--- start DATA FOR THIS TASK ---
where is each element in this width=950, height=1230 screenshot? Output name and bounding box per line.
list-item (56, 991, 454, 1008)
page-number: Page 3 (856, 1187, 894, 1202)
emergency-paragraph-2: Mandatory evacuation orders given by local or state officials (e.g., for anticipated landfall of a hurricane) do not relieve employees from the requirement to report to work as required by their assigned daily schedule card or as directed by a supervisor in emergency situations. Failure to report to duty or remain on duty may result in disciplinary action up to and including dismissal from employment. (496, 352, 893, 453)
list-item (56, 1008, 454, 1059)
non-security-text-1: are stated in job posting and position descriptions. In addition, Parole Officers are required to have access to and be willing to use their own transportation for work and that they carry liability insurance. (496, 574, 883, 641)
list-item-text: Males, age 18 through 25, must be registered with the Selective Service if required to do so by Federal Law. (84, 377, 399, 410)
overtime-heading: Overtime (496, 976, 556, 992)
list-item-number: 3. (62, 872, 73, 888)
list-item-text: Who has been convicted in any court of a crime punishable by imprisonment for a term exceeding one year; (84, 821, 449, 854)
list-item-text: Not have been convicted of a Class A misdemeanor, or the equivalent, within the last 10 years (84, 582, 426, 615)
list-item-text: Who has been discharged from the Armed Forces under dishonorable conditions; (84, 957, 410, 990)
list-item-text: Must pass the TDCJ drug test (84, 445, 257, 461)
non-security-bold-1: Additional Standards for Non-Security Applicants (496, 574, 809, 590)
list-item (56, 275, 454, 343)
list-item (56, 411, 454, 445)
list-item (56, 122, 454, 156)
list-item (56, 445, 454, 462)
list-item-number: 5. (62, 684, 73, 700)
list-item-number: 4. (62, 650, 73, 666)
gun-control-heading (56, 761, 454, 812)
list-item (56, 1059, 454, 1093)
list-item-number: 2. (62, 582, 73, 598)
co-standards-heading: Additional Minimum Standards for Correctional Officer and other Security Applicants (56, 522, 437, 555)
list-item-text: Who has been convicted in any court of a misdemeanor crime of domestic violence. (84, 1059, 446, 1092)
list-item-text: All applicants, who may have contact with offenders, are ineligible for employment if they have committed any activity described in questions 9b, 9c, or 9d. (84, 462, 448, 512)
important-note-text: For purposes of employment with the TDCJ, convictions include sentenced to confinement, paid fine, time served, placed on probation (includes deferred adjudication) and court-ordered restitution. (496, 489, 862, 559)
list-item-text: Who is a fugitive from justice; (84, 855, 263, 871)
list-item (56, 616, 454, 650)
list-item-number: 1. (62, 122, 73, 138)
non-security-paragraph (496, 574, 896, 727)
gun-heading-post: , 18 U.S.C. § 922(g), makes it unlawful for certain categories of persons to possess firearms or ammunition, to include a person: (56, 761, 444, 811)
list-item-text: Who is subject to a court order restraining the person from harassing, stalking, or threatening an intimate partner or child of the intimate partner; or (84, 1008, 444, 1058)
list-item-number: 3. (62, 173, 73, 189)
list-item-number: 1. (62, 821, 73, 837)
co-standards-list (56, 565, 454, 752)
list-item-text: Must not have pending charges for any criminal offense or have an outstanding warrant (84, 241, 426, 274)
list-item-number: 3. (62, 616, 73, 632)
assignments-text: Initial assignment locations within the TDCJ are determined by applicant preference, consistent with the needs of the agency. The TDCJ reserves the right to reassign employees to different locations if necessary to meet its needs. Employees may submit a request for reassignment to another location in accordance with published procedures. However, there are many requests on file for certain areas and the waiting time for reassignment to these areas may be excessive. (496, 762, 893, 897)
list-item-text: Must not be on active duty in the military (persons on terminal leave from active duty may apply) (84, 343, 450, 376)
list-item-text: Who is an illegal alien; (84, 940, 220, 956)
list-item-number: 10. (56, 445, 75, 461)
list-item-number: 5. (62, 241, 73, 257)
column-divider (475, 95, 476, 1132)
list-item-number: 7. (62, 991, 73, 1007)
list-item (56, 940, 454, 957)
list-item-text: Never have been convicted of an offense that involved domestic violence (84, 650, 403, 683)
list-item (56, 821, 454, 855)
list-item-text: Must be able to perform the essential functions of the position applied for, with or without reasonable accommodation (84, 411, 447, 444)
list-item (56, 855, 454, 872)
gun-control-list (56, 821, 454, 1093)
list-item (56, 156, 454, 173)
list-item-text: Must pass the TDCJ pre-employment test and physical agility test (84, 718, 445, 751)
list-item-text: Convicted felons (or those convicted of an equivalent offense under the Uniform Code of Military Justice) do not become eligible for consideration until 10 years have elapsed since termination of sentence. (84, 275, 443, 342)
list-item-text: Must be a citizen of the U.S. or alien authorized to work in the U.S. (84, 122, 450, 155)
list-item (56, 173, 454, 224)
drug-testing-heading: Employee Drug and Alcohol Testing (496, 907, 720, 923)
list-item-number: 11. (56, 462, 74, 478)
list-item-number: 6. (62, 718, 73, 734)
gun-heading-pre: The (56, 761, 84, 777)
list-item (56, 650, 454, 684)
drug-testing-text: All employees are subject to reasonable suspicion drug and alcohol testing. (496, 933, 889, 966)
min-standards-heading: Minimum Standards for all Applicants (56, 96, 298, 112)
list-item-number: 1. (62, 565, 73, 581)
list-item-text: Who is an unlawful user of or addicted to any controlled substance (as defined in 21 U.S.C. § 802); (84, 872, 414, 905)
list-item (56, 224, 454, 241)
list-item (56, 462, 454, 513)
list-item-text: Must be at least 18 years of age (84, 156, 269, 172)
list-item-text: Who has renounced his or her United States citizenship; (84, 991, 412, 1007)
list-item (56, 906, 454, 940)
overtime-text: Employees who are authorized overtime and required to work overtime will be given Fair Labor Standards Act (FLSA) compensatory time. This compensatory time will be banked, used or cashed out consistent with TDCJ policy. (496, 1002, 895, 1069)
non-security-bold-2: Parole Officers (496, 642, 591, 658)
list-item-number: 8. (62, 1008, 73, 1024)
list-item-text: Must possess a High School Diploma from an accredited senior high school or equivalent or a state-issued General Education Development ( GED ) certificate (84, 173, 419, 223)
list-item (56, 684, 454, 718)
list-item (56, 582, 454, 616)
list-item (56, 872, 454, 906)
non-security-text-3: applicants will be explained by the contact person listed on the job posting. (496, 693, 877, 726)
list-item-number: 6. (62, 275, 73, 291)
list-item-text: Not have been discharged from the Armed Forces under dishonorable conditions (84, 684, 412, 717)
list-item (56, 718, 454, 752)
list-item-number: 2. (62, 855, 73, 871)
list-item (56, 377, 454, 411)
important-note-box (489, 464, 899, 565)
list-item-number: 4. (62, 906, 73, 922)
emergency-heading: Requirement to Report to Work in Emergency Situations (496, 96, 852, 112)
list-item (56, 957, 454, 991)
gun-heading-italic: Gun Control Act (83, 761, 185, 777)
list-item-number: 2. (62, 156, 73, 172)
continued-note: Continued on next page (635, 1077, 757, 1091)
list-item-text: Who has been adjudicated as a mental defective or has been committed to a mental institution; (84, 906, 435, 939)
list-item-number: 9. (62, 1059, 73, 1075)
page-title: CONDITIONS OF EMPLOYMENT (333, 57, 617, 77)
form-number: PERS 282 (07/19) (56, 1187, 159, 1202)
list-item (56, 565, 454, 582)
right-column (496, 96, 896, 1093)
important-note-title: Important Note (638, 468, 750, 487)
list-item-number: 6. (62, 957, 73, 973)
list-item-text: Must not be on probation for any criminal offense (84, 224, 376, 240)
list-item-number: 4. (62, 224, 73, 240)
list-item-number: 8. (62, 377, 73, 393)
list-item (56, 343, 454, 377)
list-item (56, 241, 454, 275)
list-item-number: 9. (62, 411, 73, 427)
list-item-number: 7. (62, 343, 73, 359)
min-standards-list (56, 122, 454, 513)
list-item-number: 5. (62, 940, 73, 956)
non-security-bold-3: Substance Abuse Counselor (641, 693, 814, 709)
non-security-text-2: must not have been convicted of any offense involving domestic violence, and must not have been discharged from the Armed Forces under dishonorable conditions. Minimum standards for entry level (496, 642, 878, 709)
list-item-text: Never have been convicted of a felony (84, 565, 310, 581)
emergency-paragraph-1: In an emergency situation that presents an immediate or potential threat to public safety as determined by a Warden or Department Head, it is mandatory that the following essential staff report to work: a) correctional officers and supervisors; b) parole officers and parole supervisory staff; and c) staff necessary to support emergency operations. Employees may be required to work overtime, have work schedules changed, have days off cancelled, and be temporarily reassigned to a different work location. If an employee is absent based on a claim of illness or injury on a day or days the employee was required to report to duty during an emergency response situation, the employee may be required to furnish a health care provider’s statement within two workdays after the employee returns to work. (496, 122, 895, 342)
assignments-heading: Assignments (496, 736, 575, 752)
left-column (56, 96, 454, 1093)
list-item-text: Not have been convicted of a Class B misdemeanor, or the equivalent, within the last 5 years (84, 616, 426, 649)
--- end DATA FOR THIS TASK ---
--- REQUIRED TASK ---
Copy the material word for word from its first line through the line containing "page-number: Page 3 (856, 1187, 894, 1202)", including both of those lines.

--- RESULT OF THE TASK ---
where is each element in this width=950, height=1230 screenshot? Output name and bounding box per line.
list-item (56, 991, 454, 1008)
page-number: Page 3 (856, 1187, 894, 1202)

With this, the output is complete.